╭──

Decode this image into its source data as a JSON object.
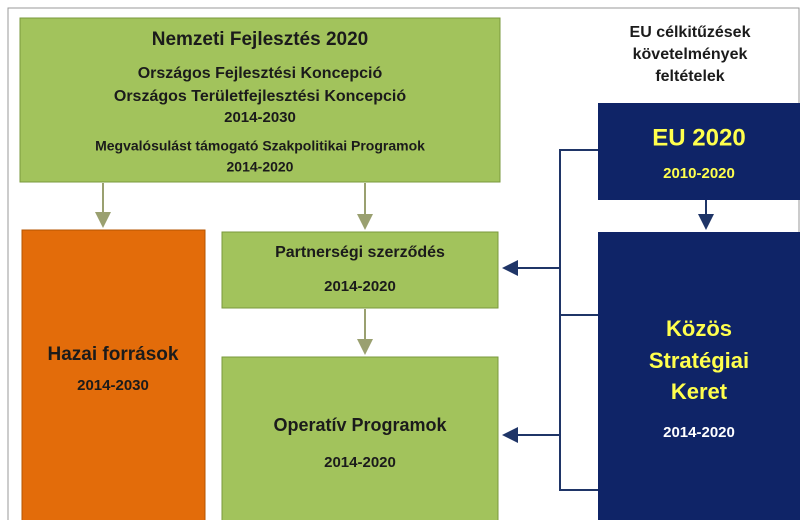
{
  "top_box": {
    "title": "Nemzeti Fejlesztés 2020",
    "line1": "Országos Fejlesztési Koncepció",
    "line2": "Országos Területfejlesztési Koncepció",
    "period1": "2014-2030",
    "line3": "Megvalósulást támogató Szakpolitikai Programok",
    "period2": "2014-2020"
  },
  "domestic": {
    "title": "Hazai források",
    "period": "2014-2030"
  },
  "partnership": {
    "title": "Partnerségi szerződés",
    "period": "2014-2020"
  },
  "operative": {
    "title": "Operatív Programok",
    "period": "2014-2020"
  },
  "eu_note": {
    "line1": "EU célkitűzések",
    "line2": "követelmények",
    "line3": "feltételek"
  },
  "eu2020": {
    "title": "EU 2020",
    "period": "2010-2020"
  },
  "csf": {
    "line1": "Közös",
    "line2": "Stratégiai",
    "line3": "Keret",
    "period": "2014-2020"
  }
}
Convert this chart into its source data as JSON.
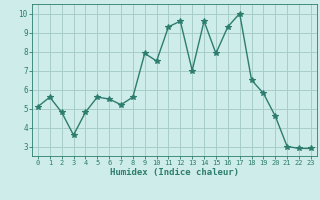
{
  "x": [
    0,
    1,
    2,
    3,
    4,
    5,
    6,
    7,
    8,
    9,
    10,
    11,
    12,
    13,
    14,
    15,
    16,
    17,
    18,
    19,
    20,
    21,
    22,
    23
  ],
  "y": [
    5.1,
    5.6,
    4.8,
    3.6,
    4.8,
    5.6,
    5.5,
    5.2,
    5.6,
    7.9,
    7.5,
    9.3,
    9.6,
    7.0,
    9.6,
    7.9,
    9.3,
    10.0,
    6.5,
    5.8,
    4.6,
    3.0,
    2.9,
    2.9
  ],
  "line_color": "#2d7d6e",
  "marker": "*",
  "marker_size": 4,
  "bg_color": "#ceecea",
  "grid_color": "#a8ceca",
  "xlabel": "Humidex (Indice chaleur)",
  "ylim": [
    2.5,
    10.5
  ],
  "xlim": [
    -0.5,
    23.5
  ],
  "yticks": [
    3,
    4,
    5,
    6,
    7,
    8,
    9,
    10
  ],
  "xticks": [
    0,
    1,
    2,
    3,
    4,
    5,
    6,
    7,
    8,
    9,
    10,
    11,
    12,
    13,
    14,
    15,
    16,
    17,
    18,
    19,
    20,
    21,
    22,
    23
  ]
}
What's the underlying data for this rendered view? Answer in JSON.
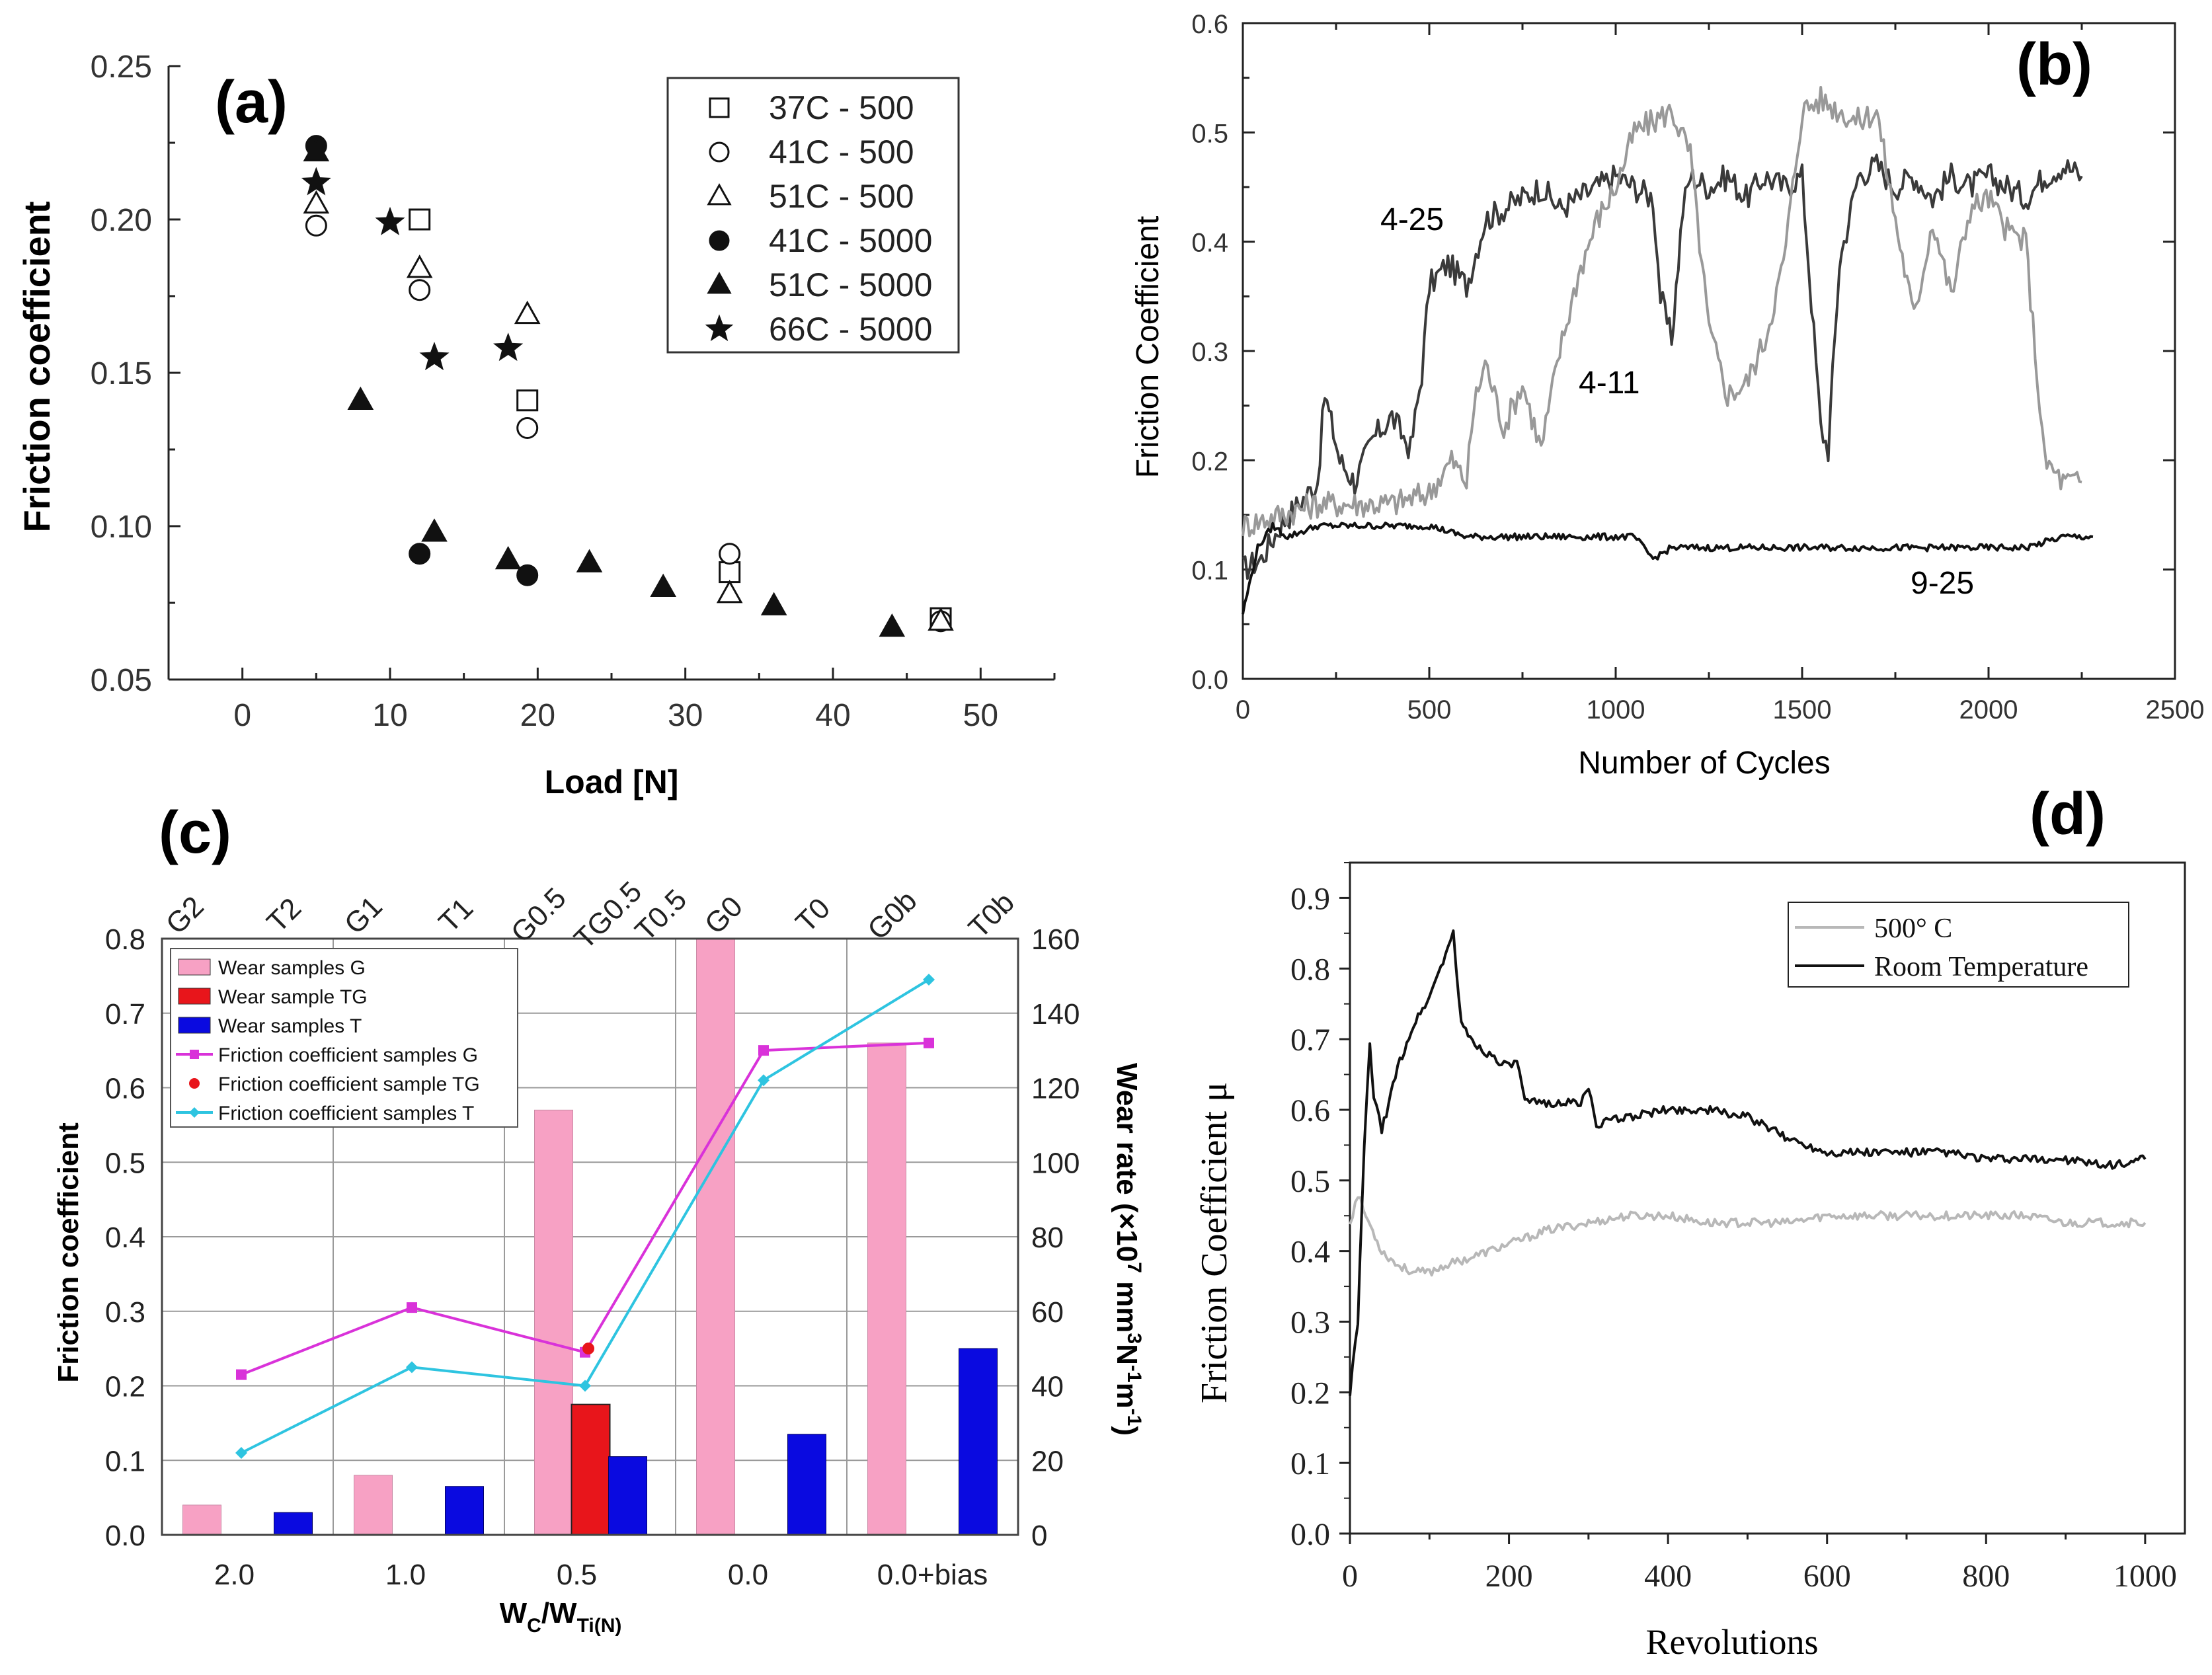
{
  "figure": {
    "panels": [
      "(a)",
      "(b)",
      "(c)",
      "(d)"
    ]
  },
  "chart_data": [
    {
      "id": "a",
      "panel_label": "(a)",
      "type": "scatter",
      "title": "",
      "xlabel": "Load [N]",
      "ylabel": "Friction coefficient",
      "xlim": [
        -5,
        55
      ],
      "ylim": [
        0.05,
        0.25
      ],
      "xticks": [
        0,
        10,
        20,
        30,
        40,
        50
      ],
      "yticks": [
        0.05,
        0.1,
        0.15,
        0.2,
        0.25
      ],
      "ytick_labels": [
        "0.05",
        "0.10",
        "0.15",
        "0.20",
        "0.25"
      ],
      "legend_position": "top-right",
      "series": [
        {
          "name": "37C - 500",
          "marker": "square-open",
          "points": [
            [
              12,
              0.2
            ],
            [
              19.3,
              0.141
            ],
            [
              33,
              0.085
            ],
            [
              47.3,
              0.07
            ]
          ]
        },
        {
          "name": "41C - 500",
          "marker": "circle-open",
          "points": [
            [
              5,
              0.198
            ],
            [
              12,
              0.177
            ],
            [
              19.3,
              0.132
            ],
            [
              33,
              0.091
            ],
            [
              47.3,
              0.069
            ]
          ]
        },
        {
          "name": "51C - 500",
          "marker": "triangle-open",
          "points": [
            [
              5,
              0.205
            ],
            [
              12,
              0.184
            ],
            [
              19.3,
              0.169
            ],
            [
              33,
              0.078
            ],
            [
              47.3,
              0.069
            ]
          ]
        },
        {
          "name": "41C - 5000",
          "marker": "circle-filled",
          "points": [
            [
              5,
              0.224
            ],
            [
              12,
              0.091
            ],
            [
              19.3,
              0.084
            ]
          ]
        },
        {
          "name": "51C - 5000",
          "marker": "triangle-filled",
          "points": [
            [
              5,
              0.222
            ],
            [
              8,
              0.141
            ],
            [
              13,
              0.098
            ],
            [
              18,
              0.089
            ],
            [
              23.5,
              0.088
            ],
            [
              28.5,
              0.08
            ],
            [
              36,
              0.074
            ],
            [
              44,
              0.067
            ]
          ]
        },
        {
          "name": "66C - 5000",
          "marker": "star-filled",
          "points": [
            [
              5,
              0.212
            ],
            [
              10,
              0.199
            ],
            [
              13,
              0.155
            ],
            [
              18,
              0.158
            ]
          ]
        }
      ]
    },
    {
      "id": "b",
      "panel_label": "(b)",
      "type": "line",
      "title": "",
      "xlabel": "Number of Cycles",
      "ylabel": "Friction Coefficient",
      "xlim": [
        0,
        2500
      ],
      "ylim": [
        0,
        0.6
      ],
      "xticks": [
        0,
        500,
        1000,
        1500,
        2000,
        2500
      ],
      "yticks": [
        0.0,
        0.1,
        0.2,
        0.3,
        0.4,
        0.5,
        0.6
      ],
      "ytick_labels": [
        "0.0",
        "0.1",
        "0.2",
        "0.3",
        "0.4",
        "0.5",
        "0.6"
      ],
      "series": [
        {
          "name": "4-25",
          "color": "#3a3a3a",
          "x": [
            0,
            50,
            100,
            150,
            200,
            220,
            260,
            300,
            350,
            400,
            450,
            480,
            500,
            550,
            600,
            650,
            700,
            750,
            800,
            850,
            900,
            950,
            1000,
            1050,
            1100,
            1120,
            1150,
            1180,
            1200,
            1250,
            1300,
            1350,
            1400,
            1450,
            1500,
            1550,
            1570,
            1600,
            1650,
            1700,
            1750,
            1800,
            1850,
            1900,
            1950,
            2000,
            2050,
            2100,
            2150,
            2200,
            2250
          ],
          "y": [
            0.1,
            0.11,
            0.14,
            0.16,
            0.18,
            0.26,
            0.2,
            0.18,
            0.22,
            0.24,
            0.21,
            0.28,
            0.36,
            0.38,
            0.36,
            0.42,
            0.43,
            0.44,
            0.45,
            0.43,
            0.44,
            0.45,
            0.46,
            0.45,
            0.44,
            0.35,
            0.31,
            0.43,
            0.46,
            0.45,
            0.46,
            0.44,
            0.46,
            0.45,
            0.46,
            0.23,
            0.21,
            0.38,
            0.46,
            0.47,
            0.45,
            0.46,
            0.44,
            0.46,
            0.45,
            0.46,
            0.45,
            0.44,
            0.46,
            0.47,
            0.46
          ]
        },
        {
          "name": "4-11",
          "color": "#999999",
          "x": [
            0,
            100,
            200,
            300,
            400,
            500,
            560,
            600,
            620,
            650,
            700,
            750,
            800,
            850,
            900,
            950,
            1000,
            1050,
            1100,
            1150,
            1200,
            1250,
            1300,
            1350,
            1400,
            1450,
            1500,
            1550,
            1600,
            1650,
            1700,
            1750,
            1800,
            1850,
            1900,
            1950,
            2000,
            2050,
            2100,
            2150,
            2200,
            2250
          ],
          "y": [
            0.14,
            0.15,
            0.16,
            0.16,
            0.16,
            0.17,
            0.2,
            0.18,
            0.25,
            0.29,
            0.23,
            0.27,
            0.21,
            0.3,
            0.37,
            0.42,
            0.45,
            0.5,
            0.51,
            0.52,
            0.48,
            0.32,
            0.26,
            0.27,
            0.31,
            0.38,
            0.52,
            0.53,
            0.52,
            0.51,
            0.52,
            0.42,
            0.33,
            0.42,
            0.35,
            0.43,
            0.44,
            0.41,
            0.4,
            0.2,
            0.18,
            0.18
          ]
        },
        {
          "name": "9-25",
          "color": "#111111",
          "x": [
            0,
            40,
            80,
            120,
            200,
            300,
            400,
            500,
            600,
            700,
            800,
            900,
            1000,
            1050,
            1100,
            1150,
            1200,
            1300,
            1400,
            1500,
            1600,
            1700,
            1800,
            1900,
            2000,
            2100,
            2200,
            2280
          ],
          "y": [
            0.06,
            0.12,
            0.14,
            0.13,
            0.14,
            0.14,
            0.14,
            0.14,
            0.13,
            0.13,
            0.13,
            0.13,
            0.13,
            0.13,
            0.11,
            0.12,
            0.12,
            0.12,
            0.12,
            0.12,
            0.12,
            0.12,
            0.12,
            0.12,
            0.12,
            0.12,
            0.13,
            0.13
          ]
        }
      ],
      "annotations": [
        "4-25",
        "4-11",
        "9-25"
      ]
    },
    {
      "id": "c",
      "panel_label": "(c)",
      "type": "bar",
      "title": "",
      "xlabel": "W",
      "xlabel_main": "W",
      "xlabel_sub_c": "C",
      "xlabel_sep": "/W",
      "xlabel_sub_ti": "Ti(N)",
      "ylabel": "Friction coefficient",
      "y2label_prefix": "Wear rate (×10",
      "y2label_exp": "7",
      "y2label_unit": " mm",
      "y2label_unit_exp": "3",
      "y2label_n": "N",
      "y2label_n_exp": "-1",
      "y2label_m": "m",
      "y2label_m_exp": "-1",
      "y2label_close": ")",
      "categories": [
        "2.0",
        "1.0",
        "0.5",
        "0.0",
        "0.0+bias"
      ],
      "top_labels": [
        "G2",
        "T2",
        "G1",
        "T1",
        "G0.5",
        "TG0.5",
        "T0.5",
        "G0",
        "T0",
        "G0b",
        "T0b"
      ],
      "ylim": [
        0,
        0.8
      ],
      "y2lim": [
        0,
        160
      ],
      "yticks": [
        0.0,
        0.1,
        0.2,
        0.3,
        0.4,
        0.5,
        0.6,
        0.7,
        0.8
      ],
      "ytick_labels": [
        "0.0",
        "0.1",
        "0.2",
        "0.3",
        "0.4",
        "0.5",
        "0.6",
        "0.7",
        "0.8"
      ],
      "y2ticks": [
        0,
        20,
        40,
        60,
        80,
        100,
        120,
        140,
        160
      ],
      "bars": [
        {
          "name": "Wear samples G",
          "color": "#f7a1c4",
          "values": [
            8,
            16,
            114,
            160,
            132
          ]
        },
        {
          "name": "Wear sample TG",
          "color": "#e8151b",
          "values": [
            null,
            null,
            35,
            null,
            null
          ]
        },
        {
          "name": "Wear samples T",
          "color": "#0a0ae0",
          "values": [
            6,
            13,
            21,
            27,
            50
          ]
        }
      ],
      "lines": [
        {
          "name": "Friction coefficient samples G",
          "color": "#d932d9",
          "marker": "square",
          "values": [
            0.215,
            0.305,
            0.245,
            0.65,
            0.66
          ]
        },
        {
          "name": "Friction coefficient  sample TG",
          "color": "#e8151b",
          "marker": "circle",
          "values": [
            null,
            null,
            0.25,
            null,
            null
          ]
        },
        {
          "name": "Friction coefficient  samples T",
          "color": "#2ec4e0",
          "marker": "diamond",
          "values": [
            0.11,
            0.225,
            0.2,
            0.61,
            0.745
          ]
        }
      ],
      "legend_position": "top-left"
    },
    {
      "id": "d",
      "panel_label": "(d)",
      "type": "line",
      "title": "",
      "xlabel": "Revolutions",
      "ylabel": "Friction Coefficient μ",
      "xlim": [
        0,
        1050
      ],
      "ylim": [
        0,
        0.95
      ],
      "xticks": [
        0,
        200,
        400,
        600,
        800,
        1000
      ],
      "yticks": [
        0.0,
        0.1,
        0.2,
        0.3,
        0.4,
        0.5,
        0.6,
        0.7,
        0.8,
        0.9
      ],
      "ytick_labels": [
        "0.0",
        "0.1",
        "0.2",
        "0.3",
        "0.4",
        "0.5",
        "0.6",
        "0.7",
        "0.8",
        "0.9"
      ],
      "legend_position": "top-right",
      "series": [
        {
          "name": "500° C",
          "color": "#b8b8b8",
          "x": [
            0,
            10,
            20,
            40,
            60,
            80,
            100,
            120,
            150,
            200,
            250,
            300,
            350,
            400,
            450,
            500,
            550,
            600,
            650,
            700,
            750,
            800,
            850,
            900,
            950,
            1000
          ],
          "y": [
            0.44,
            0.48,
            0.45,
            0.4,
            0.38,
            0.37,
            0.37,
            0.38,
            0.39,
            0.41,
            0.43,
            0.44,
            0.45,
            0.45,
            0.44,
            0.44,
            0.44,
            0.45,
            0.45,
            0.45,
            0.45,
            0.45,
            0.45,
            0.44,
            0.44,
            0.44
          ]
        },
        {
          "name": "Room Temperature",
          "color": "#111111",
          "x": [
            0,
            10,
            18,
            25,
            30,
            40,
            60,
            80,
            100,
            120,
            130,
            140,
            160,
            200,
            210,
            220,
            250,
            290,
            300,
            310,
            350,
            400,
            450,
            500,
            550,
            600,
            650,
            700,
            750,
            800,
            850,
            900,
            950,
            1000
          ],
          "y": [
            0.2,
            0.3,
            0.55,
            0.69,
            0.62,
            0.57,
            0.66,
            0.72,
            0.76,
            0.82,
            0.85,
            0.72,
            0.69,
            0.66,
            0.67,
            0.61,
            0.61,
            0.61,
            0.63,
            0.58,
            0.59,
            0.6,
            0.6,
            0.59,
            0.56,
            0.54,
            0.54,
            0.54,
            0.54,
            0.53,
            0.53,
            0.53,
            0.52,
            0.53
          ]
        }
      ]
    }
  ]
}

╰──

### Given task
Select, from the listing, all lines that include the word "open".

### Reply to the exercise
          "marker": "square-open",
          "marker": "circle-open",
          "marker": "triangle-open",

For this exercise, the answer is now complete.